■ Written problem: Find each line containing the string "государственной". Copy it.

■ Working data:
◆ ◆ ◆

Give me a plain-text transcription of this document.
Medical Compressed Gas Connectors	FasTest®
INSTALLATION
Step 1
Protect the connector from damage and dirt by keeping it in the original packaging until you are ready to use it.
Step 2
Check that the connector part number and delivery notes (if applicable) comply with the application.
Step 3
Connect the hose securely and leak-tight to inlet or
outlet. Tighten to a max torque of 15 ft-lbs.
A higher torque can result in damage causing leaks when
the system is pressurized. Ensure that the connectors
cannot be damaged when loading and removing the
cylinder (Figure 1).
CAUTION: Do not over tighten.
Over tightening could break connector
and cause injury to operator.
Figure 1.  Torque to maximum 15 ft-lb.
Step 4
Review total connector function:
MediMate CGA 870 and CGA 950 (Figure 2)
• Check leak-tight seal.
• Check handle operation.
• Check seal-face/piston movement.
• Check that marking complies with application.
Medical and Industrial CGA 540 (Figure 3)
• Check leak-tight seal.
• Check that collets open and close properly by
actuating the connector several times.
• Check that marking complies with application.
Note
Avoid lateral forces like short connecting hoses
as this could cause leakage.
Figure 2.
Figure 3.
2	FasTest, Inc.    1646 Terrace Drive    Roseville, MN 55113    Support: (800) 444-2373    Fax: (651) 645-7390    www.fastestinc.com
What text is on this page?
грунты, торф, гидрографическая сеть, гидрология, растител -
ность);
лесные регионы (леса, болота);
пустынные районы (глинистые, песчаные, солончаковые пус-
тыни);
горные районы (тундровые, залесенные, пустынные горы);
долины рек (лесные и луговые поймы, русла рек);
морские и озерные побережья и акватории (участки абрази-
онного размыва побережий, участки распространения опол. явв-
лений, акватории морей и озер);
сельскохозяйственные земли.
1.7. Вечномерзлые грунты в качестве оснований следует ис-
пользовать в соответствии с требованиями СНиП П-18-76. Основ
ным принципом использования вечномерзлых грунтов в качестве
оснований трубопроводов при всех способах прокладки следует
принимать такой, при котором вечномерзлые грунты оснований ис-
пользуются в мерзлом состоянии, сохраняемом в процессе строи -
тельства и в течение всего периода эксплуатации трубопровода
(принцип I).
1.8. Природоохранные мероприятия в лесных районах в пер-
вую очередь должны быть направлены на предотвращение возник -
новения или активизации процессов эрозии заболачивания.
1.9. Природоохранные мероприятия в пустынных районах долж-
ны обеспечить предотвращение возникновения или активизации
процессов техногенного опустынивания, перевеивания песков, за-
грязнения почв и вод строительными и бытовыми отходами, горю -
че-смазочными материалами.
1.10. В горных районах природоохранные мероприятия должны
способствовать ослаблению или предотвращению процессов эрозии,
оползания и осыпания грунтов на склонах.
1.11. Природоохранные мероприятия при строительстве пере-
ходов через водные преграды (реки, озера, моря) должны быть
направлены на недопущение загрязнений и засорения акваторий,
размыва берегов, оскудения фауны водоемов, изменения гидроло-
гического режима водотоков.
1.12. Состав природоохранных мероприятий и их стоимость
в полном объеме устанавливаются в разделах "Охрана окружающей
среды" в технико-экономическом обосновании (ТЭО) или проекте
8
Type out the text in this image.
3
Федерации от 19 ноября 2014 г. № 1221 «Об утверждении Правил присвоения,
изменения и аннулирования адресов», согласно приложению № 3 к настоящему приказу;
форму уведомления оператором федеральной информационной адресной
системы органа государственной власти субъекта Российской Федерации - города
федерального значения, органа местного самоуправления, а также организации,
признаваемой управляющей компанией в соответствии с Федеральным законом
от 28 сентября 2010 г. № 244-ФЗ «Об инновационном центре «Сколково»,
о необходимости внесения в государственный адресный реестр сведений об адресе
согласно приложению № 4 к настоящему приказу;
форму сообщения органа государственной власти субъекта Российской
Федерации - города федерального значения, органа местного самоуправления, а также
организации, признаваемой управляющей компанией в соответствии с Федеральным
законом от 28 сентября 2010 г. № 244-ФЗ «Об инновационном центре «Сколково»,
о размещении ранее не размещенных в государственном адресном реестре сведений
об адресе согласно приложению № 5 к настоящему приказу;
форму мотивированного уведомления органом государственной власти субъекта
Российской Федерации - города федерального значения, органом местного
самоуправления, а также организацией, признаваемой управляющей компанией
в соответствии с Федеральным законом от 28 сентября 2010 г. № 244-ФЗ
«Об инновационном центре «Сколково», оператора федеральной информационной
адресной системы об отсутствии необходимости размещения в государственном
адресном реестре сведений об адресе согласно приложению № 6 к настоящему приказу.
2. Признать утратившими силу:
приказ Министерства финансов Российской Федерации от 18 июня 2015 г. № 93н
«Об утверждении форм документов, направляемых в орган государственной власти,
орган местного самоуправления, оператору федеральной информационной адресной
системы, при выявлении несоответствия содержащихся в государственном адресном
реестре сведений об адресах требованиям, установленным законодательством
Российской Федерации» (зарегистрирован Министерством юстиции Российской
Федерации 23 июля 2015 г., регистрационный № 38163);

◆ ◆ ◆

■ Response:
системы органа государственной власти субъекта Российской Федерации - города
форму сообщения органа государственной власти субъекта Российской
форму мотивированного уведомления органом государственной власти субъекта
«Об утверждении форм документов, направляемых в орган государственной власти,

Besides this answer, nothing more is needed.